**What you should do:** Copy out the data below as written; omit any images.

··· Records provided

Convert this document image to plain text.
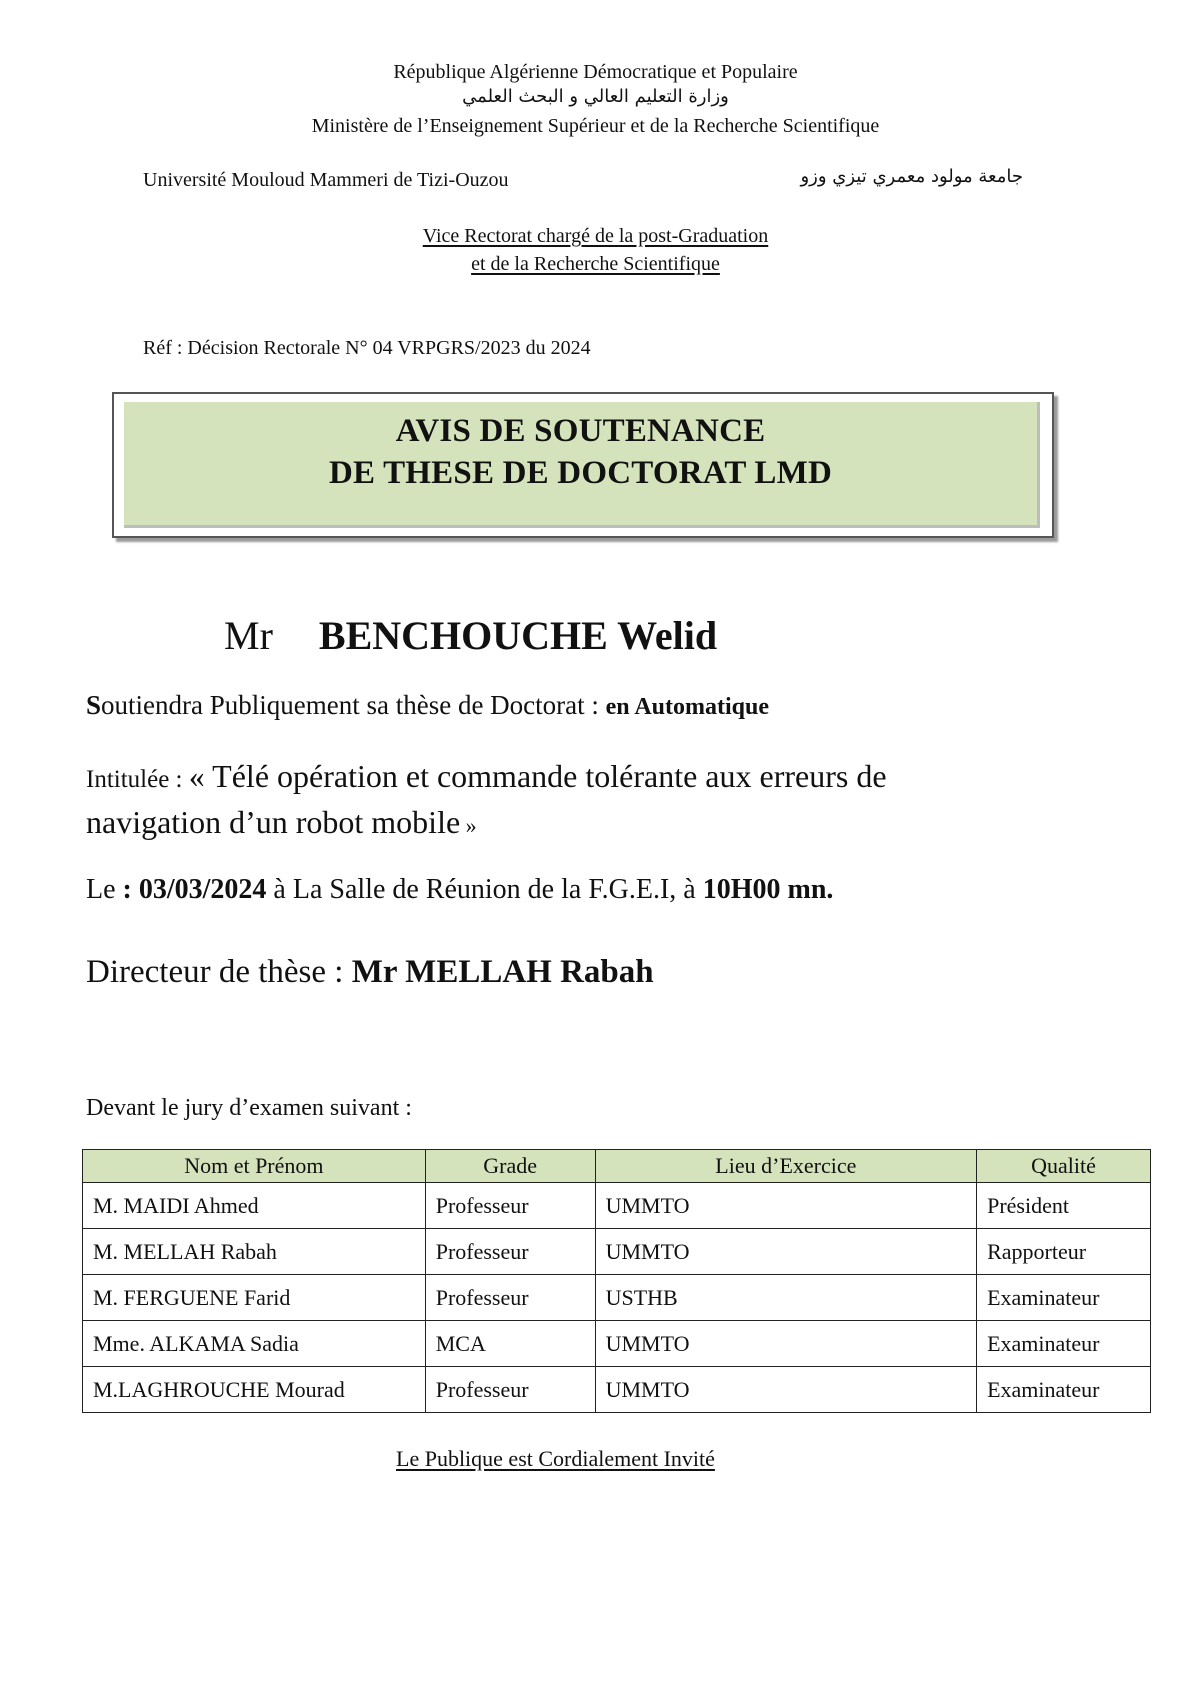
République Algérienne Démocratique et Populaire
وزارة التعليم العالي و البحث العلمي
Ministère de l’Enseignement Supérieur et de la Recherche Scientifique
Université Mouloud Mammeri de Tizi-Ouzou	جامعة مولود معمري تيزي وزو
Vice Rectorat chargé de la post-Graduation
et de la Recherche Scientifique
Réf : Décision Rectorale N° 04 VRPGRS/2023 du 2024
AVIS DE SOUTENANCE
DE THESE DE DOCTORAT LMD
Mr BENCHOUCHE Welid
Soutiendra Publiquement sa thèse de Doctorat : en Automatique
Intitulée : « Télé opération et commande tolérante aux erreurs de
navigation d’un robot mobile »
Le : 03/03/2024 à La Salle de Réunion de la F.G.E.I, à 10H00 mn.
Directeur de thèse : Mr MELLAH Rabah
Devant le jury d’examen suivant :
Nom et Prénom	Grade	Lieu d’Exercice	Qualité
M. MAIDI Ahmed	Professeur	UMMTO	Président
M. MELLAH Rabah	Professeur	UMMTO	Rapporteur
M. FERGUENE Farid	Professeur	USTHB	Examinateur
Mme. ALKAMA Sadia	MCA	UMMTO	Examinateur
M.LAGHROUCHE Mourad	Professeur	UMMTO	Examinateur
Le Publique est Cordialement Invité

······

**Response:**
Convert this document image to plain text.
République Algérienne Démocratique et Populaire
وزارة التعليم العالي و البحث العلمي
Ministère de l’Enseignement Supérieur et de la Recherche Scientifique
Université Mouloud Mammeri de Tizi-Ouzou	جامعة مولود معمري تيزي وزو
Vice Rectorat chargé de la post-Graduation
et de la Recherche Scientifique
Réf : Décision Rectorale N° 04 VRPGRS/2023 du 2024
AVIS DE SOUTENANCE
DE THESE DE DOCTORAT LMD
Mr BENCHOUCHE Welid
Soutiendra Publiquement sa thèse de Doctorat : en Automatique
Intitulée : « Télé opération et commande tolérante aux erreurs de
navigation d’un robot mobile »
Le : 03/03/2024 à La Salle de Réunion de la F.G.E.I, à 10H00 mn.
Directeur de thèse : Mr MELLAH Rabah
Devant le jury d’examen suivant :
Nom et Prénom	Grade	Lieu d’Exercice	Qualité
M. MAIDI Ahmed	Professeur	UMMTO	Président
M. MELLAH Rabah	Professeur	UMMTO	Rapporteur
M. FERGUENE Farid	Professeur	USTHB	Examinateur
Mme. ALKAMA Sadia	MCA	UMMTO	Examinateur
M.LAGHROUCHE Mourad	Professeur	UMMTO	Examinateur
Le Publique est Cordialement Invité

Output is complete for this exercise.